TASK DETAILS
Select and copy out every line in the records containing "Flannel".

+-------+

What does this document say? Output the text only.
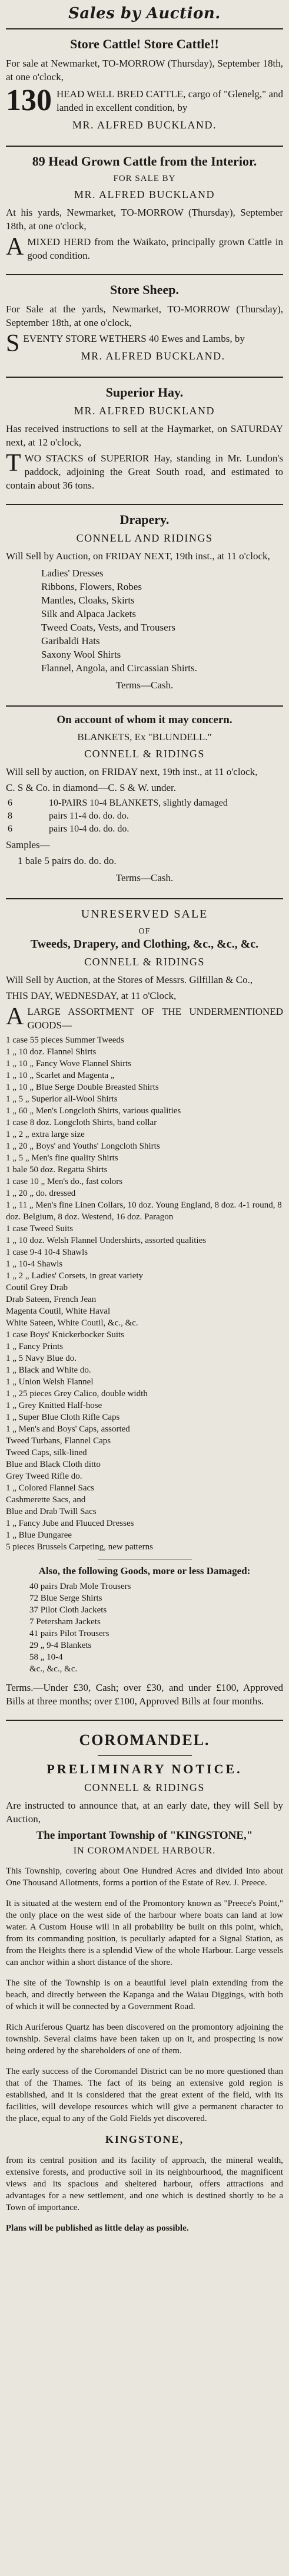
Sales by Auction.
Store Cattle! Store Cattle!!

For sale at Newmarket, TO-MORROW (Thursday), September 18th, at one o'clock,

130 HEAD WELL BRED CATTLE, cargo of "Glenelg," and landed in excellent condition, by
MR. ALFRED BUCKLAND.
89 Head Grown Cattle from the Interior.
FOR SALE BY
MR. ALFRED BUCKLAND

At his yards, Newmarket, TO-MORROW (Thursday), September 18th, at one o'clock,

A MIXED HERD from the Waikato, principally grown Cattle in good condition.

Store Sheep.

For Sale at the yards, Newmarket, TO-MORROW (Thursday), September 18th, at one o'clock,

S EVENTY STORE WETHERS 40 Ewes and Lambs, by

MR. ALFRED BUCKLAND.
Superior Hay.
MR. ALFRED BUCKLAND

Has received instructions to sell at the Haymarket, on SATURDAY next, at 12 o'clock,

T WO STACKS of SUPERIOR Hay, standing in Mr. Lundon's paddock, adjoining the Great South road, and estimated to contain about 36 tons.

Drapery.
CONNELL AND RIDINGS

Will Sell by Auction, on FRIDAY NEXT, 19th inst., at 11 o'clock,

Ladies' Dresses
Ribbons, Flowers, Robes
Mantles, Cloaks, Skirts
Silk and Alpaca Jackets
Tweed Coats, Vests, and Trousers
Garibaldi Hats
Saxony Wool Shirts
Flannel, Angola, and Circassian Shirts.
Terms—Cash.
On account of whom it may concern.
BLANKETS, Ex "BLUNDELL."
CONNELL & RIDINGS

Will sell by auction, on FRIDAY next, 19th inst., at 11 o'clock,

C. S & Co. in diamond—C. S & W. under.

6	10-PAIRS 10-4 BLANKETS, slightly damaged
8	pairs 11-4 do. do. do.
6	pairs 10-4 do. do. do.

Samples—

1 bale 5 pairs do. do. do.

Terms—Cash.
UNRESERVED SALE
OF
Tweeds, Drapery, and Clothing, &c., &c., &c.
CONNELL & RIDINGS

Will Sell by Auction, at the Stores of Messrs. Gilfillan & Co.,

THIS DAY, WEDNESDAY, at 11 o'Clock,

A LARGE ASSORTMENT OF THE UNDERMENTIONED GOODS—

1 case 55 pieces Summer Tweeds
1 „ 10 doz. Flannel Shirts
1 „ 10 „ Fancy Wove Flannel Shirts
1 „ 10 „ Scarlet and Magenta „
1 „ 10 „ Blue Serge Double Breasted Shirts
1 „ 5 „ Superior all-Wool Shirts
1 „ 60 „ Men's Longcloth Shirts, various qualities
1 case 8 doz. Longcloth Shirts, band collar
1 „ 2 „ extra large size
1 „ 20 „ Boys' and Youths' Longcloth Shirts
1 „ 5 „ Men's fine quality Shirts
1 bale 50 doz. Regatta Shirts
1 case 10 „ Men's do., fast colors
1 „ 20 „ do. dressed
1 „ 11 „ Men's fine Linen Collars, 10 doz. Young England, 8 doz. 4-1 round, 8 doz. Belgium, 8 doz. Westend, 16 doz. Paragon
1 case Tweed Suits
1 „ 10 doz. Welsh Flannel Undershirts, assorted qualities
1 case 9-4 10-4 Shawls
1 „ 10-4 Shawls
1 „ 2 „ Ladies' Corsets, in great variety
Coutil Grey Drab
Drab Sateen, French Jean
Magenta Coutil, White Haval
White Sateen, White Coutil, &c., &c.
1 case Boys' Knickerbocker Suits
1 „ Fancy Prints
1 „ 5 Navy Blue do.
1 „ Black and White do.
1 „ Union Welsh Flannel
1 „ 25 pieces Grey Calico, double width
1 „ Grey Knitted Half-hose
1 „ Super Blue Cloth Rifle Caps
1 „ Men's and Boys' Caps, assorted
Tweed Turbans, Flannel Caps
Tweed Caps, silk-lined
Blue and Black Cloth ditto
Grey Tweed Rifle do.
1 „ Colored Flannel Sacs
Cashmerette Sacs, and
Blue and Drab Twill Sacs
1 „ Fancy Jube and Fluuced Dresses
1 „ Blue Dungaree
5 pieces Brussels Carpeting, new patterns
Also, the following Goods, more or less Damaged:
40 pairs Drab Mole Trousers
72 Blue Serge Shirts
37 Pilot Cloth Jackets
7 Petersham Jackets
41 pairs Pilot Trousers
29 „ 9-4 Blankets
58 „ 10-4
&c., &c., &c.

Terms.—Under £30, Cash; over £30, and under £100, Approved Bills at three months; over £100, Approved Bills at four months.

COROMANDEL.
PRELIMINARY NOTICE.
CONNELL & RIDINGS

Are instructed to announce that, at an early date, they will Sell by Auction,

The important Township of "KINGSTONE,"
IN COROMANDEL HARBOUR.

This Township, covering about One Hundred Acres and divided into about One Thousand Allotments, forms a portion of the Estate of Rev. J. Preece.

It is situated at the western end of the Promontory known as "Preece's Point," the only place on the west side of the harbour where boats can land at low water. A Custom House will in all probability be built on this point, which, from its commanding position, is peculiarly adapted for a Signal Station, as from the Heights there is a splendid View of the whole Harbour. Large vessels can anchor within a short distance of the shore.

The site of the Township is on a beautiful level plain extending from the beach, and directly between the Kapanga and the Waiau Diggings, with both of which it will be connected by a Government Road.

Rich Auriferous Quartz has been discovered on the promontory adjoining the township. Several claims have been taken up on it, and prospecting is now being ordered by the shareholders of one of them.

The early success of the Coromandel District can be no more questioned than that of the Thames. The fact of its being an extensive gold region is established, and it is considered that the great extent of the field, with its facilities, will develope resources which will give a permanent character to the place, equal to any of the Gold Fields yet discovered.

KINGSTONE,

from its central position and its facility of approach, the mineral wealth, extensive forests, and productive soil in its neighbourhood, the magnificent views and its spacious and sheltered harbour, offers attractions and advantages for a new settlement, and one which is destined shortly to be a Town of importance.

Plans will be published as little delay as possible.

+-------+

CORRECT OUTPUT
Flannel, Angola, and Circassian Shirts.
1 „ 10 doz. Flannel Shirts
1 „ 10 „ Fancy Wove Flannel Shirts
1 „ 10 doz. Welsh Flannel Undershirts, assorted qualities
1 „ Union Welsh Flannel
Tweed Turbans, Flannel Caps
1 „ Colored Flannel Sacs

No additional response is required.